Rewrite the entries below, switching every "annotation" to "callout" and leaving everything else unchanged. Omit the pictures.
___ Extracted data ___
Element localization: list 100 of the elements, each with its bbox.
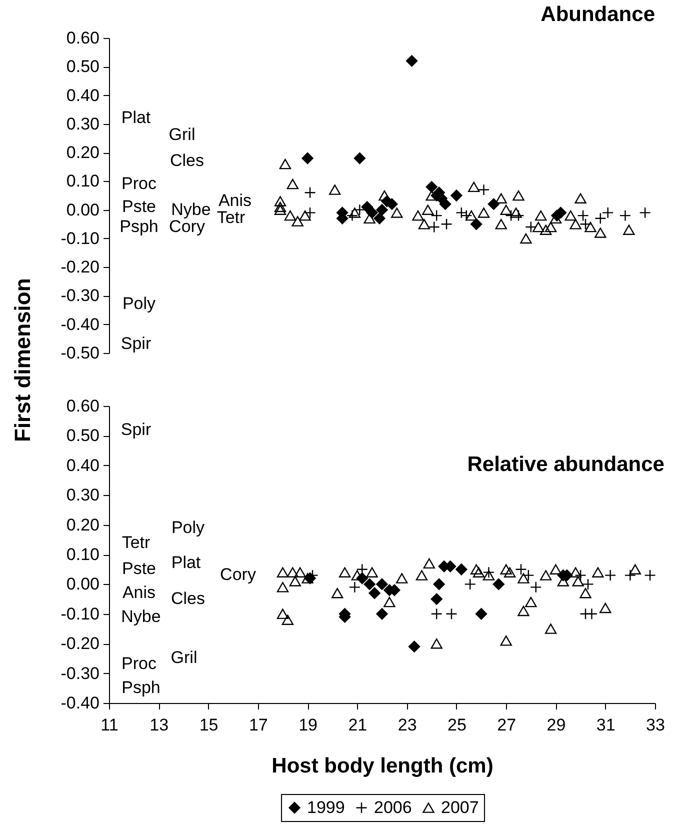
annotation: Anis: [122, 583, 156, 602]
x-tick-label: 27: [497, 716, 516, 734]
point: [525, 221, 537, 233]
point: [406, 55, 418, 67]
point: [570, 567, 582, 578]
y-tick-label: -0.30: [60, 286, 100, 306]
point: [468, 182, 480, 192]
annotation: Anis: [218, 191, 252, 210]
y-tick-label: 0.30: [66, 114, 100, 134]
point: [495, 218, 507, 230]
point: [433, 578, 445, 590]
point: [416, 570, 428, 580]
y-tick-label: -0.10: [60, 228, 100, 248]
annotation: Psph: [122, 678, 160, 697]
point: [302, 573, 314, 584]
point: [500, 204, 512, 215]
annotation: Tetr: [122, 533, 151, 552]
annotation: Nybe: [171, 200, 211, 219]
text: Relative abundance: [467, 453, 664, 476]
annotation: Poly: [171, 518, 206, 537]
point: [574, 193, 586, 204]
point: [482, 566, 495, 578]
point: [470, 218, 482, 230]
annotation: Spir: [120, 334, 152, 353]
point: [478, 184, 490, 196]
chart-title: Abundance: [540, 3, 655, 26]
point: [456, 564, 468, 576]
x-tick-label: 25: [447, 716, 466, 734]
point: [376, 608, 388, 620]
y-tick-label: 0.50: [66, 426, 100, 446]
y-tick-label: -0.20: [60, 258, 100, 277]
point: [338, 567, 351, 578]
point: [412, 210, 424, 221]
point: [464, 578, 476, 590]
point: [376, 204, 388, 216]
point: [274, 204, 286, 215]
point: [466, 210, 478, 221]
point: [354, 152, 366, 164]
point: [366, 567, 378, 578]
point: [428, 221, 440, 233]
x-tick-label: 15: [199, 716, 218, 734]
point: [482, 570, 495, 580]
point: [586, 608, 598, 620]
annotation: Psph: [120, 217, 158, 236]
x-axis-title: Host body length (cm): [272, 754, 494, 778]
annotation: Plat: [171, 553, 201, 572]
point: [534, 210, 547, 221]
annotation: Gril: [168, 125, 196, 144]
annotation: Spir: [120, 420, 152, 439]
point: [602, 206, 614, 219]
point: [426, 181, 438, 193]
point: [644, 569, 656, 582]
x-tick-label: 33: [646, 716, 665, 734]
point: [592, 567, 604, 578]
point: [439, 198, 452, 210]
y-tick-label: 0.50: [66, 57, 100, 76]
legend-label: 2007: [441, 798, 479, 817]
point: [582, 578, 594, 590]
point: [276, 582, 289, 592]
point: [624, 569, 636, 582]
y-tick-label: 0.30: [66, 486, 100, 505]
point: [374, 212, 386, 224]
point: [594, 212, 606, 224]
point: [418, 218, 430, 230]
point: [520, 233, 532, 244]
point: [619, 210, 632, 222]
point: [530, 581, 542, 594]
point: [376, 578, 388, 590]
annotation: Gril: [170, 648, 198, 667]
point: [577, 210, 589, 222]
point: [304, 206, 316, 219]
point: [361, 201, 373, 213]
annotation: Proc: [122, 174, 157, 193]
x-tick-label: 23: [398, 716, 417, 734]
point: [564, 210, 576, 221]
y-tick-label: 0.40: [66, 86, 100, 105]
annotation: Proc: [122, 654, 157, 673]
point: [276, 567, 289, 578]
y-tick-label: 0.00: [66, 200, 100, 220]
point: [446, 608, 458, 620]
point: [289, 576, 301, 586]
y-tick-label: -0.10: [60, 604, 100, 624]
annotation: Cory: [169, 217, 206, 236]
point: [512, 210, 524, 222]
annotation: Cory: [220, 565, 256, 584]
point: [495, 193, 507, 204]
y-tick-label: 0.40: [66, 456, 100, 475]
point: [544, 624, 557, 634]
point: [532, 222, 544, 232]
annotation: Cles: [170, 589, 206, 608]
point: [500, 635, 512, 646]
point: [594, 228, 606, 238]
point: [488, 198, 500, 210]
x-tick-label: 31: [596, 716, 616, 734]
y-tick-label: 0.20: [66, 143, 100, 162]
point: [544, 222, 557, 232]
point: [299, 210, 311, 221]
y-tick-label: -0.50: [60, 344, 100, 362]
point: [475, 608, 488, 620]
point: [440, 218, 452, 230]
___
**Task result:**
Element localization: list 100 of the elements, each with its bbox.
callout: Anis: [122, 583, 156, 602]
x-tick-label: 27: [497, 716, 516, 734]
point: [525, 221, 537, 233]
point: [406, 55, 418, 67]
point: [570, 567, 582, 578]
y-tick-label: -0.30: [60, 286, 100, 306]
point: [468, 182, 480, 192]
callout: Anis: [218, 191, 252, 210]
y-tick-label: 0.30: [66, 114, 100, 134]
point: [495, 218, 507, 230]
point: [433, 578, 445, 590]
point: [416, 570, 428, 580]
y-tick-label: -0.10: [60, 228, 100, 248]
callout: Psph: [122, 678, 160, 697]
point: [302, 573, 314, 584]
point: [500, 204, 512, 215]
callout: Tetr: [122, 533, 151, 552]
callout: Nybe: [171, 200, 211, 219]
text: Relative abundance: [467, 453, 664, 476]
callout: Poly: [171, 518, 206, 537]
point: [574, 193, 586, 204]
point: [482, 566, 495, 578]
point: [470, 218, 482, 230]
callout: Spir: [120, 334, 152, 353]
point: [478, 184, 490, 196]
chart-title: Abundance: [540, 3, 655, 26]
point: [456, 564, 468, 576]
x-tick-label: 25: [447, 716, 466, 734]
point: [376, 608, 388, 620]
y-tick-label: 0.50: [66, 426, 100, 446]
y-tick-label: -0.20: [60, 258, 100, 277]
point: [338, 567, 351, 578]
point: [412, 210, 424, 221]
point: [464, 578, 476, 590]
point: [376, 204, 388, 216]
point: [274, 204, 286, 215]
point: [466, 210, 478, 221]
point: [354, 152, 366, 164]
point: [366, 567, 378, 578]
point: [428, 221, 440, 233]
x-tick-label: 15: [199, 716, 218, 734]
point: [482, 570, 495, 580]
point: [586, 608, 598, 620]
callout: Psph: [120, 217, 158, 236]
x-axis-title: Host body length (cm): [272, 754, 494, 778]
callout: Plat: [171, 553, 201, 572]
point: [534, 210, 547, 221]
callout: Gril: [168, 125, 196, 144]
callout: Spir: [120, 420, 152, 439]
point: [602, 206, 614, 219]
point: [426, 181, 438, 193]
point: [644, 569, 656, 582]
x-tick-label: 33: [646, 716, 665, 734]
point: [592, 567, 604, 578]
point: [439, 198, 452, 210]
y-tick-label: 0.50: [66, 57, 100, 76]
legend-label: 2007: [441, 798, 479, 817]
point: [582, 578, 594, 590]
point: [276, 582, 289, 592]
point: [624, 569, 636, 582]
y-tick-label: 0.30: [66, 486, 100, 505]
point: [374, 212, 386, 224]
point: [594, 212, 606, 224]
point: [418, 218, 430, 230]
point: [520, 233, 532, 244]
point: [619, 210, 632, 222]
point: [530, 581, 542, 594]
point: [376, 578, 388, 590]
callout: Gril: [170, 648, 198, 667]
point: [577, 210, 589, 222]
point: [304, 206, 316, 219]
point: [361, 201, 373, 213]
callout: Proc: [122, 174, 157, 193]
x-tick-label: 23: [398, 716, 417, 734]
point: [564, 210, 576, 221]
y-tick-label: 0.40: [66, 86, 100, 105]
callout: Proc: [122, 654, 157, 673]
point: [276, 567, 289, 578]
y-tick-label: 0.00: [66, 200, 100, 220]
point: [446, 608, 458, 620]
point: [289, 576, 301, 586]
y-tick-label: -0.10: [60, 604, 100, 624]
callout: Cory: [169, 217, 206, 236]
point: [512, 210, 524, 222]
callout: Cory: [220, 565, 256, 584]
point: [495, 193, 507, 204]
y-tick-label: 0.40: [66, 456, 100, 475]
point: [544, 624, 557, 634]
point: [532, 222, 544, 232]
callout: Cles: [170, 589, 206, 608]
point: [500, 635, 512, 646]
point: [594, 228, 606, 238]
point: [488, 198, 500, 210]
x-tick-label: 31: [596, 716, 616, 734]
y-tick-label: 0.20: [66, 143, 100, 162]
point: [544, 222, 557, 232]
point: [299, 210, 311, 221]
y-tick-label: -0.50: [60, 344, 100, 362]
point: [475, 608, 488, 620]
point: [440, 218, 452, 230]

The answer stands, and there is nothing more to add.